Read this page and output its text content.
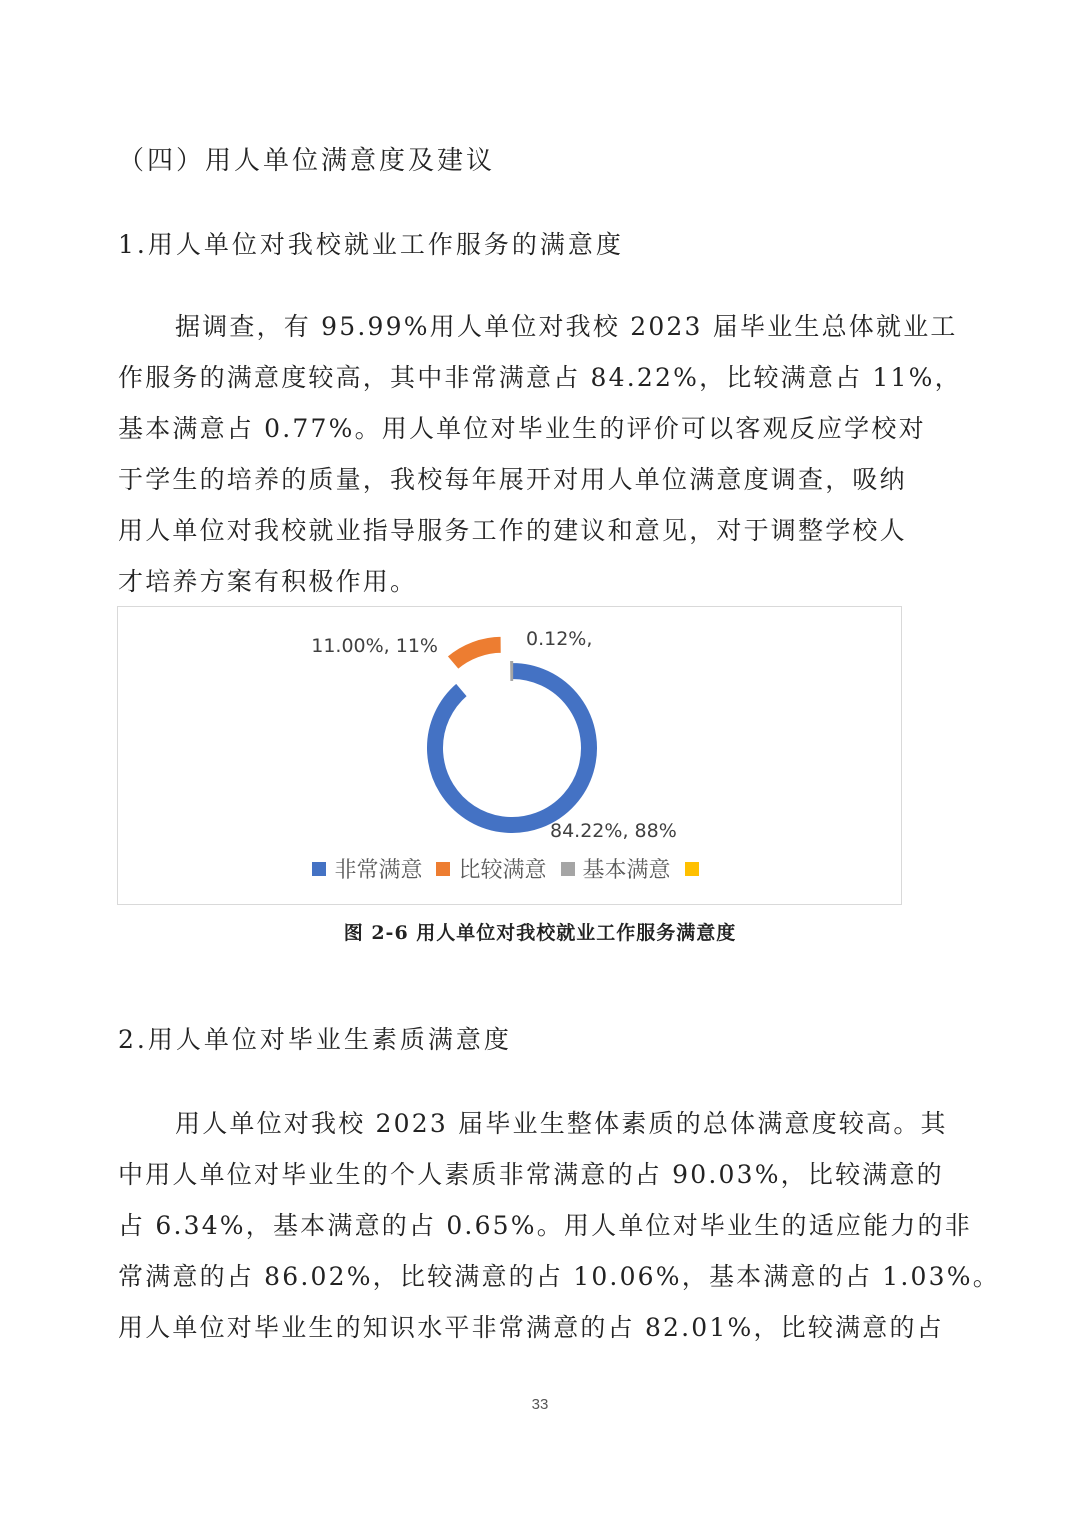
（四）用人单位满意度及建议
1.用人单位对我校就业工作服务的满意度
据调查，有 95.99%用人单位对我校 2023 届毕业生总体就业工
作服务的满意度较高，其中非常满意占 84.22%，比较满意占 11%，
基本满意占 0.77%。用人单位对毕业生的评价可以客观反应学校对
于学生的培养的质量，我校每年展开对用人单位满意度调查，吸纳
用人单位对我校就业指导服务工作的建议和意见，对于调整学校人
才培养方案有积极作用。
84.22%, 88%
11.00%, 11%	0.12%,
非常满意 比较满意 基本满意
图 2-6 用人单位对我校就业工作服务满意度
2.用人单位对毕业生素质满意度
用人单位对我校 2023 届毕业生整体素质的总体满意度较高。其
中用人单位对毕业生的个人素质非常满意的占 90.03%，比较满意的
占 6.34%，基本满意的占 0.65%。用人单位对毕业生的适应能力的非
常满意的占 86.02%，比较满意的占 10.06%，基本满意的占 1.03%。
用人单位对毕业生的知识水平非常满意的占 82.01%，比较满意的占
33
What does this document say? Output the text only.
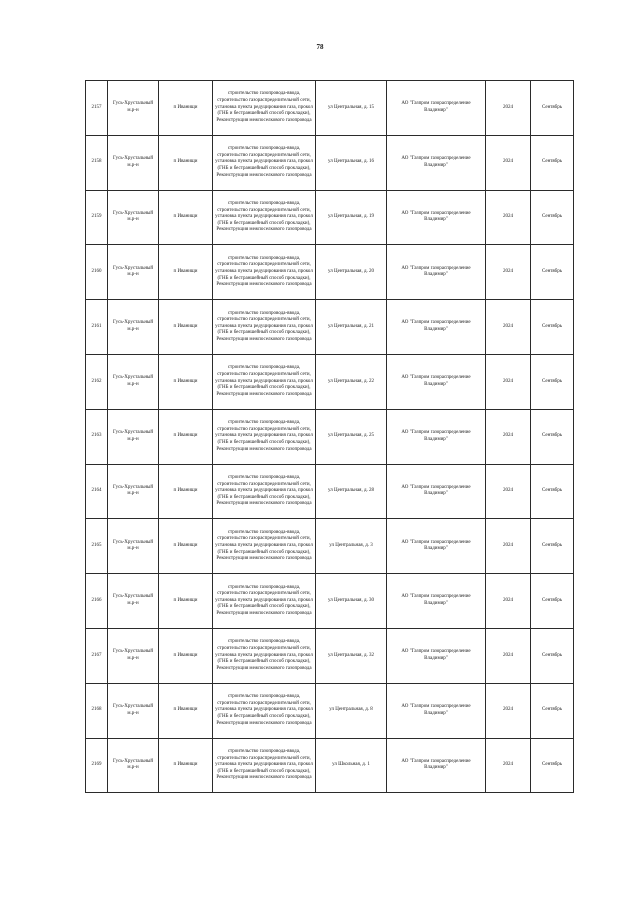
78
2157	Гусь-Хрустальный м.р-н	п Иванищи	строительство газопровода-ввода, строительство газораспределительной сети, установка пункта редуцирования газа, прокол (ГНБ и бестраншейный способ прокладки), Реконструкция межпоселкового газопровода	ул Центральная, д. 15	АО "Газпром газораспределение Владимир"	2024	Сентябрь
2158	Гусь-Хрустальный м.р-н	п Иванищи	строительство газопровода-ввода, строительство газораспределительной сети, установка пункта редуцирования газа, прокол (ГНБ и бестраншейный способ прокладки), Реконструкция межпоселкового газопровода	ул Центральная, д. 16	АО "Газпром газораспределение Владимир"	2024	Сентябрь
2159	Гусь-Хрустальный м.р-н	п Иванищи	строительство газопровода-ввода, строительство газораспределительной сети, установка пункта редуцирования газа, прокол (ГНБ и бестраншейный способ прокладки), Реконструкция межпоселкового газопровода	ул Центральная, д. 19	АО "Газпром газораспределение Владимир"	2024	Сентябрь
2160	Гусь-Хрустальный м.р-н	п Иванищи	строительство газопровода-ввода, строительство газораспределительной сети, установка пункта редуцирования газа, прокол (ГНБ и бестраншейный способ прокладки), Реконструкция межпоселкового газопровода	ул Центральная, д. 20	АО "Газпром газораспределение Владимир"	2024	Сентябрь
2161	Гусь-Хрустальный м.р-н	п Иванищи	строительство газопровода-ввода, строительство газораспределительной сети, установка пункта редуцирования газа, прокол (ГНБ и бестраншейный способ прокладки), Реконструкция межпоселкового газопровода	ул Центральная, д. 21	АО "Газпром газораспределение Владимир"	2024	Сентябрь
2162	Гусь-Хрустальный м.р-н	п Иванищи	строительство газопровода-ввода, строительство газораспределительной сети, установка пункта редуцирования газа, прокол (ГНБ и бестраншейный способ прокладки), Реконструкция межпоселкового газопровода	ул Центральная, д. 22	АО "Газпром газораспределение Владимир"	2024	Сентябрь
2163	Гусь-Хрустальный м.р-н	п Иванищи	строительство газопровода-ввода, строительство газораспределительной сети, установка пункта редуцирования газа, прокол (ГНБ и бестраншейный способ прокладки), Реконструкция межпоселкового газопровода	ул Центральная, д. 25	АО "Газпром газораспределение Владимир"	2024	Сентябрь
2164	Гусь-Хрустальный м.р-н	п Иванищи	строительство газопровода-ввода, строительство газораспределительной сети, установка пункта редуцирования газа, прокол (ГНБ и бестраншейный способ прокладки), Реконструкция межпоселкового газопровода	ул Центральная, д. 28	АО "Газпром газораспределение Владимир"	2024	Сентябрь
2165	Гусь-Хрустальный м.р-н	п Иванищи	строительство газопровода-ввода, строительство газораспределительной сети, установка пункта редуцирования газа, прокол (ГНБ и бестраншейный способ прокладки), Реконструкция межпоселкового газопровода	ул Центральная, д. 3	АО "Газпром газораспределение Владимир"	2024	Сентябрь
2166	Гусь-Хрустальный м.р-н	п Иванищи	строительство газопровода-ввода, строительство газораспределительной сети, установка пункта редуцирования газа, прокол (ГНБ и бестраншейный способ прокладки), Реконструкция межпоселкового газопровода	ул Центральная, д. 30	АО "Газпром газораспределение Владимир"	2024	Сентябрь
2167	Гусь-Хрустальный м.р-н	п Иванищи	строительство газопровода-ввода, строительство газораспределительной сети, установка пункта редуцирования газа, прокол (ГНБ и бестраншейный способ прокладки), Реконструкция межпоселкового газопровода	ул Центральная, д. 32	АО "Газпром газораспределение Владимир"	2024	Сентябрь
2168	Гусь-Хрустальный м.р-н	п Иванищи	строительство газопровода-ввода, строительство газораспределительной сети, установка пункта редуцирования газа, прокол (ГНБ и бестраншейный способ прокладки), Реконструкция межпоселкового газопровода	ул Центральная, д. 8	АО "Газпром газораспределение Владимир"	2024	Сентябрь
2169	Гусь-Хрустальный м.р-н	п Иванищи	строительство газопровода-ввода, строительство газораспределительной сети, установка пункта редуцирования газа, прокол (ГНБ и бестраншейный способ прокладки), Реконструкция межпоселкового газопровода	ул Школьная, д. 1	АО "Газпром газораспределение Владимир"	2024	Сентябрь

• [EXERCISE GOAL] Your task is to repeat the data above exactly while excluding the pictures.

• [WORKED SOLUTION]
Read this page and output its text content.
（四）用人单位满意度及建议
1.用人单位对我校就业工作服务的满意度
据调查，有 95.99%用人单位对我校 2023 届毕业生总体就业工
作服务的满意度较高，其中非常满意占 84.22%，比较满意占 11%，
基本满意占 0.77%。用人单位对毕业生的评价可以客观反应学校对
于学生的培养的质量，我校每年展开对用人单位满意度调查，吸纳
用人单位对我校就业指导服务工作的建议和意见，对于调整学校人
才培养方案有积极作用。
84.22%, 88%
11.00%, 11%	0.12%,
非常满意 比较满意 基本满意
图 2-6 用人单位对我校就业工作服务满意度
2.用人单位对毕业生素质满意度
用人单位对我校 2023 届毕业生整体素质的总体满意度较高。其
中用人单位对毕业生的个人素质非常满意的占 90.03%，比较满意的
占 6.34%，基本满意的占 0.65%。用人单位对毕业生的适应能力的非
常满意的占 86.02%，比较满意的占 10.06%，基本满意的占 1.03%。
用人单位对毕业生的知识水平非常满意的占 82.01%，比较满意的占
33
What does this document say? Output the text only.
78
2157	Гусь-Хрустальный м.р-н	п Иванищи	строительство газопровода-ввода, строительство газораспределительной сети, установка пункта редуцирования газа, прокол (ГНБ и бестраншейный способ прокладки), Реконструкция межпоселкового газопровода	ул Центральная, д. 15	АО "Газпром газораспределение Владимир"	2024	Сентябрь
2158	Гусь-Хрустальный м.р-н	п Иванищи	строительство газопровода-ввода, строительство газораспределительной сети, установка пункта редуцирования газа, прокол (ГНБ и бестраншейный способ прокладки), Реконструкция межпоселкового газопровода	ул Центральная, д. 16	АО "Газпром газораспределение Владимир"	2024	Сентябрь
2159	Гусь-Хрустальный м.р-н	п Иванищи	строительство газопровода-ввода, строительство газораспределительной сети, установка пункта редуцирования газа, прокол (ГНБ и бестраншейный способ прокладки), Реконструкция межпоселкового газопровода	ул Центральная, д. 19	АО "Газпром газораспределение Владимир"	2024	Сентябрь
2160	Гусь-Хрустальный м.р-н	п Иванищи	строительство газопровода-ввода, строительство газораспределительной сети, установка пункта редуцирования газа, прокол (ГНБ и бестраншейный способ прокладки), Реконструкция межпоселкового газопровода	ул Центральная, д. 20	АО "Газпром газораспределение Владимир"	2024	Сентябрь
2161	Гусь-Хрустальный м.р-н	п Иванищи	строительство газопровода-ввода, строительство газораспределительной сети, установка пункта редуцирования газа, прокол (ГНБ и бестраншейный способ прокладки), Реконструкция межпоселкового газопровода	ул Центральная, д. 21	АО "Газпром газораспределение Владимир"	2024	Сентябрь
2162	Гусь-Хрустальный м.р-н	п Иванищи	строительство газопровода-ввода, строительство газораспределительной сети, установка пункта редуцирования газа, прокол (ГНБ и бестраншейный способ прокладки), Реконструкция межпоселкового газопровода	ул Центральная, д. 22	АО "Газпром газораспределение Владимир"	2024	Сентябрь
2163	Гусь-Хрустальный м.р-н	п Иванищи	строительство газопровода-ввода, строительство газораспределительной сети, установка пункта редуцирования газа, прокол (ГНБ и бестраншейный способ прокладки), Реконструкция межпоселкового газопровода	ул Центральная, д. 25	АО "Газпром газораспределение Владимир"	2024	Сентябрь
2164	Гусь-Хрустальный м.р-н	п Иванищи	строительство газопровода-ввода, строительство газораспределительной сети, установка пункта редуцирования газа, прокол (ГНБ и бестраншейный способ прокладки), Реконструкция межпоселкового газопровода	ул Центральная, д. 28	АО "Газпром газораспределение Владимир"	2024	Сентябрь
2165	Гусь-Хрустальный м.р-н	п Иванищи	строительство газопровода-ввода, строительство газораспределительной сети, установка пункта редуцирования газа, прокол (ГНБ и бестраншейный способ прокладки), Реконструкция межпоселкового газопровода	ул Центральная, д. 3	АО "Газпром газораспределение Владимир"	2024	Сентябрь
2166	Гусь-Хрустальный м.р-н	п Иванищи	строительство газопровода-ввода, строительство газораспределительной сети, установка пункта редуцирования газа, прокол (ГНБ и бестраншейный способ прокладки), Реконструкция межпоселкового газопровода	ул Центральная, д. 30	АО "Газпром газораспределение Владимир"	2024	Сентябрь
2167	Гусь-Хрустальный м.р-н	п Иванищи	строительство газопровода-ввода, строительство газораспределительной сети, установка пункта редуцирования газа, прокол (ГНБ и бестраншейный способ прокладки), Реконструкция межпоселкового газопровода	ул Центральная, д. 32	АО "Газпром газораспределение Владимир"	2024	Сентябрь
2168	Гусь-Хрустальный м.р-н	п Иванищи	строительство газопровода-ввода, строительство газораспределительной сети, установка пункта редуцирования газа, прокол (ГНБ и бестраншейный способ прокладки), Реконструкция межпоселкового газопровода	ул Центральная, д. 8	АО "Газпром газораспределение Владимир"	2024	Сентябрь
2169	Гусь-Хрустальный м.р-н	п Иванищи	строительство газопровода-ввода, строительство газораспределительной сети, установка пункта редуцирования газа, прокол (ГНБ и бестраншейный способ прокладки), Реконструкция межпоселкового газопровода	ул Школьная, д. 1	АО "Газпром газораспределение Владимир"	2024	Сентябрь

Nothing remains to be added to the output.